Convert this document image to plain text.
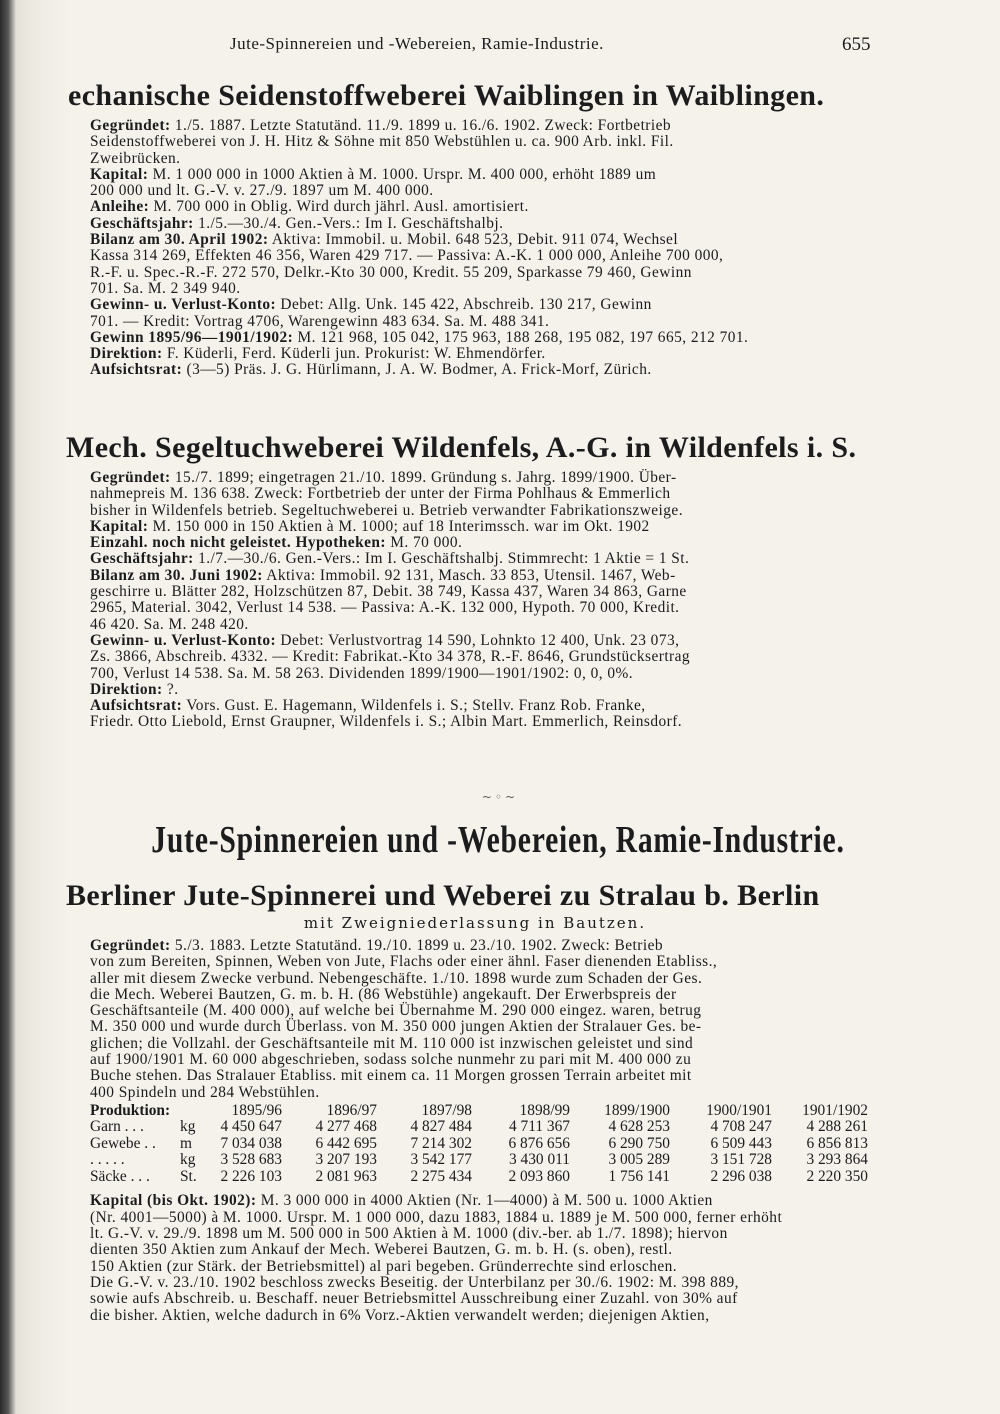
Jute-Spinnereien und -Webereien, Ramie-Industrie.	655
echanische Seidenstoffweberei Waiblingen in Waiblingen.
Gegründet: 1./5. 1887. Letzte Statutänd. 11./9. 1899 u. 16./6. 1902. Zweck: Fortbetrieb
Seidenstoffweberei von J. H. Hitz & Söhne mit 850 Webstühlen u. ca. 900 Arb. inkl. Fil.
Zweibrücken.
Kapital: M. 1 000 000 in 1000 Aktien à M. 1000. Urspr. M. 400 000, erhöht 1889 um
200 000 und lt. G.-V. v. 27./9. 1897 um M. 400 000.
Anleihe: M. 700 000 in Oblig. Wird durch jährl. Ausl. amortisiert.
Geschäftsjahr: 1./5.—30./4. Gen.-Vers.: Im I. Geschäftshalbj.
Bilanz am 30. April 1902: Aktiva: Immobil. u. Mobil. 648 523, Debit. 911 074, Wechsel
Kassa 314 269, Effekten 46 356, Waren 429 717. — Passiva: A.-K. 1 000 000, Anleihe 700 000,
R.-F. u. Spec.-R.-F. 272 570, Delkr.-Kto 30 000, Kredit. 55 209, Sparkasse 79 460, Gewinn
701. Sa. M. 2 349 940.
Gewinn- u. Verlust-Konto: Debet: Allg. Unk. 145 422, Abschreib. 130 217, Gewinn
701. — Kredit: Vortrag 4706, Warengewinn 483 634. Sa. M. 488 341.
Gewinn 1895/96—1901/1902: M. 121 968, 105 042, 175 963, 188 268, 195 082, 197 665, 212 701.
Direktion: F. Küderli, Ferd. Küderli jun. Prokurist: W. Ehmendörfer.
Aufsichtsrat: (3—5) Präs. J. G. Hürlimann, J. A. W. Bodmer, A. Frick-Morf, Zürich.
Mech. Segeltuchweberei Wildenfels, A.-G. in Wildenfels i. S.
Gegründet: 15./7. 1899; eingetragen 21./10. 1899. Gründung s. Jahrg. 1899/1900. Über-
nahmepreis M. 136 638. Zweck: Fortbetrieb der unter der Firma Pohlhaus & Emmerlich
bisher in Wildenfels betrieb. Segeltuchweberei u. Betrieb verwandter Fabrikationszweige.
Kapital: M. 150 000 in 150 Aktien à M. 1000; auf 18 Interimssch. war im Okt. 1902
Einzahl. noch nicht geleistet. Hypotheken: M. 70 000.
Geschäftsjahr: 1./7.—30./6. Gen.-Vers.: Im I. Geschäftshalbj. Stimmrecht: 1 Aktie = 1 St.
Bilanz am 30. Juni 1902: Aktiva: Immobil. 92 131, Masch. 33 853, Utensil. 1467, Web-
geschirre u. Blätter 282, Holzschützen 87, Debit. 38 749, Kassa 437, Waren 34 863, Garne
2965, Material. 3042, Verlust 14 538. — Passiva: A.-K. 132 000, Hypoth. 70 000, Kredit.
46 420. Sa. M. 248 420.
Gewinn- u. Verlust-Konto: Debet: Verlustvortrag 14 590, Lohnkto 12 400, Unk. 23 073,
Zs. 3866, Abschreib. 4332. — Kredit: Fabrikat.-Kto 34 378, R.-F. 8646, Grundstücksertrag
700, Verlust 14 538. Sa. M. 58 263. Dividenden 1899/1900—1901/1902: 0, 0, 0%.
Direktion: ?.
Aufsichtsrat: Vors. Gust. E. Hagemann, Wildenfels i. S.; Stellv. Franz Rob. Franke,
Friedr. Otto Liebold, Ernst Graupner, Wildenfels i. S.; Albin Mart. Emmerlich, Reinsdorf.
~◦~
Jute-Spinnereien und -Webereien, Ramie-Industrie.
Berliner Jute-Spinnerei und Weberei zu Stralau b. Berlin
mit Zweigniederlassung in Bautzen.
Gegründet: 5./3. 1883. Letzte Statutänd. 19./10. 1899 u. 23./10. 1902. Zweck: Betrieb
von zum Bereiten, Spinnen, Weben von Jute, Flachs oder einer ähnl. Faser dienenden Etabliss.,
aller mit diesem Zwecke verbund. Nebengeschäfte. 1./10. 1898 wurde zum Schaden der Ges.
die Mech. Weberei Bautzen, G. m. b. H. (86 Webstühle) angekauft. Der Erwerbspreis der
Geschäftsanteile (M. 400 000), auf welche bei Übernahme M. 290 000 eingez. waren, betrug
M. 350 000 und wurde durch Überlass. von M. 350 000 jungen Aktien der Stralauer Ges. be-
glichen; die Vollzahl. der Geschäftsanteile mit M. 110 000 ist inzwischen geleistet und sind
auf 1900/1901 M. 60 000 abgeschrieben, sodass solche nunmehr zu pari mit M. 400 000 zu
Buche stehen. Das Stralauer Etabliss. mit einem ca. 11 Morgen grossen Terrain arbeitet mit
400 Spindeln und 284 Webstühlen.
Produktion:		1895/96	1896/97	1897/98	1898/99	1899/1900	1900/1901	1901/1902
Garn . . .	kg	4 450 647	4 277 468	4 827 484	4 711 367	4 628 253	4 708 247	4 288 261
Gewebe . .	m	7 034 038	6 442 695	7 214 302	6 876 656	6 290 750	6 509 443	6 856 813
. . . . .	kg	3 528 683	3 207 193	3 542 177	3 430 011	3 005 289	3 151 728	3 293 864
Säcke . . .	St.	2 226 103	2 081 963	2 275 434	2 093 860	1 756 141	2 296 038	2 220 350
Kapital (bis Okt. 1902): M. 3 000 000 in 4000 Aktien (Nr. 1—4000) à M. 500 u. 1000 Aktien
(Nr. 4001—5000) à M. 1000. Urspr. M. 1 000 000, dazu 1883, 1884 u. 1889 je M. 500 000, ferner erhöht
lt. G.-V. v. 29./9. 1898 um M. 500 000 in 500 Aktien à M. 1000 (div.-ber. ab 1./7. 1898); hiervon
dienten 350 Aktien zum Ankauf der Mech. Weberei Bautzen, G. m. b. H. (s. oben), restl.
150 Aktien (zur Stärk. der Betriebsmittel) al pari begeben. Gründerrechte sind erloschen.
Die G.-V. v. 23./10. 1902 beschloss zwecks Beseitig. der Unterbilanz per 30./6. 1902: M. 398 889,
sowie aufs Abschreib. u. Beschaff. neuer Betriebsmittel Ausschreibung einer Zuzahl. von 30% auf
die bisher. Aktien, welche dadurch in 6% Vorz.-Aktien verwandelt werden; diejenigen Aktien,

* * * *

▸ Objective
Where a line above holds the string "Anleihe", show that line.

▸ Expected answer
Anleihe: M. 700 000 in Oblig. Wird durch jährl. Ausl. amortisiert.
Kassa 314 269, Effekten 46 356, Waren 429 717. — Passiva: A.-K. 1 000 000, Anleihe 700 000,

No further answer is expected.